Your objective:
Please repeat all of the listing exactly.

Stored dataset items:
# # # #

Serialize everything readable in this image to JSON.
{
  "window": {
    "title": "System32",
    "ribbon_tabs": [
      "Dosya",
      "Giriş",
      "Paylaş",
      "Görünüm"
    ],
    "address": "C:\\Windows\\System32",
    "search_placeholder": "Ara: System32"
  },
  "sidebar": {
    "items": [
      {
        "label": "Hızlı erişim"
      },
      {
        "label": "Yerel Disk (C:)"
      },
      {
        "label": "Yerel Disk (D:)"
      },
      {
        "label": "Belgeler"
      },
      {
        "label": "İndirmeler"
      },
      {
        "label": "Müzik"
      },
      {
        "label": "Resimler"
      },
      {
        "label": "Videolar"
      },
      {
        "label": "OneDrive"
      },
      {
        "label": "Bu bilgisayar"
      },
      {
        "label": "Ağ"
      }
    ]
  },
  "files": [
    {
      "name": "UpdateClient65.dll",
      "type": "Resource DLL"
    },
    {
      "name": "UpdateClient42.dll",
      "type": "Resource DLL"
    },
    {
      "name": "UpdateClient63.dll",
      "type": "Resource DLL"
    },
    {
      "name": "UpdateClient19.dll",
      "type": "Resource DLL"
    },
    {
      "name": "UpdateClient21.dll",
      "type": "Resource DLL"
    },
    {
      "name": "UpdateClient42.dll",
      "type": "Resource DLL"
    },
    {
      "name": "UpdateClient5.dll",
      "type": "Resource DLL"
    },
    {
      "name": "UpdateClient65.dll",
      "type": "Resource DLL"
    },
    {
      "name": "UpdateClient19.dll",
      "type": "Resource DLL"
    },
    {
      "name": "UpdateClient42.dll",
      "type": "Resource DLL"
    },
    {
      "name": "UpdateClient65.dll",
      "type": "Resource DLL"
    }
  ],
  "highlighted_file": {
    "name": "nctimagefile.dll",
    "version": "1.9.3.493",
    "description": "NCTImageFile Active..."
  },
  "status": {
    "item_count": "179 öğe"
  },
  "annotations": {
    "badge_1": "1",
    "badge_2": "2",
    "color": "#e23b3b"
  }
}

# # # #

Result of the exercise:
Serialize everything readable in this image to JSON.
{
  "window": {
    "title": "System32",
    "ribbon_tabs": [
      "Dosya",
      "Giriş",
      "Paylaş",
      "Görünüm"
    ],
    "address": "C:\\Windows\\System32",
    "search_placeholder": "Ara: System32"
  },
  "sidebar": {
    "items": [
      {
        "label": "Hızlı erişim"
      },
      {
        "label": "Yerel Disk (C:)"
      },
      {
        "label": "Yerel Disk (D:)"
      },
      {
        "label": "Belgeler"
      },
      {
        "label": "İndirmeler"
      },
      {
        "label": "Müzik"
      },
      {
        "label": "Resimler"
      },
      {
        "label": "Videolar"
      },
      {
        "label": "OneDrive"
      },
      {
        "label": "Bu bilgisayar"
      },
      {
        "label": "Ağ"
      }
    ]
  },
  "files": [
    {
      "name": "UpdateClient65.dll",
      "type": "Resource DLL"
    },
    {
      "name": "UpdateClient42.dll",
      "type": "Resource DLL"
    },
    {
      "name": "UpdateClient63.dll",
      "type": "Resource DLL"
    },
    {
      "name": "UpdateClient19.dll",
      "type": "Resource DLL"
    },
    {
      "name": "UpdateClient21.dll",
      "type": "Resource DLL"
    },
    {
      "name": "UpdateClient42.dll",
      "type": "Resource DLL"
    },
    {
      "name": "UpdateClient5.dll",
      "type": "Resource DLL"
    },
    {
      "name": "UpdateClient65.dll",
      "type": "Resource DLL"
    },
    {
      "name": "UpdateClient19.dll",
      "type": "Resource DLL"
    },
    {
      "name": "UpdateClient42.dll",
      "type": "Resource DLL"
    },
    {
      "name": "UpdateClient65.dll",
      "type": "Resource DLL"
    }
  ],
  "highlighted_file": {
    "name": "nctimagefile.dll",
    "version": "1.9.3.493",
    "description": "NCTImageFile Active..."
  },
  "status": {
    "item_count": "179 öğe"
  },
  "annotations": {
    "badge_1": "1",
    "badge_2": "2",
    "color": "#e23b3b"
  }
}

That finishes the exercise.